[Begin Selected extract]

Add and use custom metadata in python_metadata

Here we show how the use the custom metadata reader class to add additional variables to the python metadata stored with the ISMN time series.

Data setup

Here we use one of the testdata samples provided in this package (stored in the test_data folder). This archive contains 2 sensors at 2 stations in the COSMOS network and 2 sensors at the fraye station of the FR_Aqui network. The goal is to assign an additional metadata variable to the sensors at the ‘fray’ station. The data is taken from the VODCA archive (https://zenodo.org/record/2575599) and describes vegetation density on Jan 1st 2010. We store the value in a csv file (vod.csv in the same directory as this notebook) structured like this (in our example only for one station, but normally we would add a line for as many ISMN stations as possible):

network;station;vod_k;vod_x
FR_Aqui;fraye;0.64922965;0.39021793

Set metadata reader

Then we set up the metadata reader. Here we use one of the predefined readers, but you can (and usually have to) also write your own reader as long as it inherits from the abstract class ismn.custom.CustomMetaReader and implements a function read_metadata which uses the information from previously loaded metadata for a station to find the matching entries in the provided data, and either returns a ismn.meta.MetaData object or a dictionary of metadata variables and the according values. Normally you use either the station latitude, longitude and sometimes also the sensor depth information; maybe even the station name.

[End Selected extract]
[Begin Supplied records]

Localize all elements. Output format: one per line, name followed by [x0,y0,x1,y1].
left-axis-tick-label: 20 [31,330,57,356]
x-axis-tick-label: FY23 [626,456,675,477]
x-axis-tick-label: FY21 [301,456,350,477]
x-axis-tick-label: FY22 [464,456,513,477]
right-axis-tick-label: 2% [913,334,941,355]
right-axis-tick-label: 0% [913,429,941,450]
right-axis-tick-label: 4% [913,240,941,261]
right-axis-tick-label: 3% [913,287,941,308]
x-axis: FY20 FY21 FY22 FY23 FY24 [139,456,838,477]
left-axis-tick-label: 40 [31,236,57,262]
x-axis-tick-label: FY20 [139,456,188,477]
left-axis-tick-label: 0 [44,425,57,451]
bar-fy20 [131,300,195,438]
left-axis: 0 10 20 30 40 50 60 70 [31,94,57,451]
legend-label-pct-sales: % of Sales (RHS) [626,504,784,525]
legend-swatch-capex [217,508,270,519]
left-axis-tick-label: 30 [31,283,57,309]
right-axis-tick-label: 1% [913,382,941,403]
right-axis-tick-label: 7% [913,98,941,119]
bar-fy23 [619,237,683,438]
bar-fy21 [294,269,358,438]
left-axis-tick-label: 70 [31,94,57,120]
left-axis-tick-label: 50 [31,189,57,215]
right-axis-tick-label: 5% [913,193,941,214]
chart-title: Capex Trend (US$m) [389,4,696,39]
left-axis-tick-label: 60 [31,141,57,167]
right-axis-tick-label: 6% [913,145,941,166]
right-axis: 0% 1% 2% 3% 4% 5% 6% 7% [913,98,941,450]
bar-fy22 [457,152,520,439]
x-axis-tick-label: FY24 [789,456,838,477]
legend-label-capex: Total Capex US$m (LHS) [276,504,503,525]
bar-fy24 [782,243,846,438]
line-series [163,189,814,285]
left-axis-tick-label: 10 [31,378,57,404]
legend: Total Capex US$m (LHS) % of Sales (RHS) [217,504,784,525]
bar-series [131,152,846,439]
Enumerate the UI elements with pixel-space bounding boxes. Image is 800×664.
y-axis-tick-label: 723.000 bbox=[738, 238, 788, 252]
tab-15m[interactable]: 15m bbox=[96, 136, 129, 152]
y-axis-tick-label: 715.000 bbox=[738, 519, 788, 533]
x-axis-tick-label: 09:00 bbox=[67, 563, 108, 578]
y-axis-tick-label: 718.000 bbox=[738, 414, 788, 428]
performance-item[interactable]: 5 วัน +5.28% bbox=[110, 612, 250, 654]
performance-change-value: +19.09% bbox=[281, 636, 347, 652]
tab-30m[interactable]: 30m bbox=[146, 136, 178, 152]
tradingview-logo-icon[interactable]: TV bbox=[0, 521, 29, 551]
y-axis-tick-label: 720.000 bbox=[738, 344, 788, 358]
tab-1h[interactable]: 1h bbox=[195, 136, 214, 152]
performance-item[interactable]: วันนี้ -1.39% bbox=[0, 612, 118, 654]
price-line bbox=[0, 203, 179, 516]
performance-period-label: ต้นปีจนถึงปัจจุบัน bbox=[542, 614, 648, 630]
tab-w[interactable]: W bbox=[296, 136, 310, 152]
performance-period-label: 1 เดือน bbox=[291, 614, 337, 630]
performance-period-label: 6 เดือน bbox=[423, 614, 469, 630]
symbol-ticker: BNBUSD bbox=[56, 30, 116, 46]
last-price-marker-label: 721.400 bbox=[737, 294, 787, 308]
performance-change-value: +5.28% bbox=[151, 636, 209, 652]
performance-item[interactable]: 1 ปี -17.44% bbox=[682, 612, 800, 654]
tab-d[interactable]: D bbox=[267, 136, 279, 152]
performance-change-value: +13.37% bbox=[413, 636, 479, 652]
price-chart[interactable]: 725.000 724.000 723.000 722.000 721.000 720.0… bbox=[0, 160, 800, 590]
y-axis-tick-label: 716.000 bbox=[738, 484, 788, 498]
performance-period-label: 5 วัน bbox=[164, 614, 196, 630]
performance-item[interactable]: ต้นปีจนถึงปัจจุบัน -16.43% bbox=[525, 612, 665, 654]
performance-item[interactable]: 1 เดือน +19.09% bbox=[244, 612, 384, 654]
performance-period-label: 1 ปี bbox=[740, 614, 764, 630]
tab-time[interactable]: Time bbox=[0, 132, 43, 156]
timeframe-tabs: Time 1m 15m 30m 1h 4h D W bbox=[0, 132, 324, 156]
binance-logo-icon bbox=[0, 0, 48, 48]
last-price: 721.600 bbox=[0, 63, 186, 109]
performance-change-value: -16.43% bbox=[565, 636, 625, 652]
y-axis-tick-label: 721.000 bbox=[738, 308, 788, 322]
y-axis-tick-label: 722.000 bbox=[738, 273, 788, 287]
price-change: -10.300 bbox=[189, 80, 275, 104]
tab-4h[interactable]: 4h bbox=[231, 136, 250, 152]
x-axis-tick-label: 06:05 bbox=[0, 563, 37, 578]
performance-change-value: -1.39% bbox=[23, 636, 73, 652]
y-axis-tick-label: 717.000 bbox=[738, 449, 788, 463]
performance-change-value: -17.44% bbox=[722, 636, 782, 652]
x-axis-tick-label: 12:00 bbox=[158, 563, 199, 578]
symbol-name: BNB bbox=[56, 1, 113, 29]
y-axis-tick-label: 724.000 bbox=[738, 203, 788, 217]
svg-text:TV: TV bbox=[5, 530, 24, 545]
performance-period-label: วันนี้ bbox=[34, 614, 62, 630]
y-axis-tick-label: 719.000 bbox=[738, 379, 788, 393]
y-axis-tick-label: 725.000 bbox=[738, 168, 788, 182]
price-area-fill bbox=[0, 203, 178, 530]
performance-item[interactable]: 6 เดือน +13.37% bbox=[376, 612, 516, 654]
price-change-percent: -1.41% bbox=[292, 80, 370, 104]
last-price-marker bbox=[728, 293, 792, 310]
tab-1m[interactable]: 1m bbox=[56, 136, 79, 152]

[End Supplied records]

What the task asks -> Name every column in the header line of the sample csv file from the custom metadata guide above.

Solved exercise -> network, station, vod_k, vod_x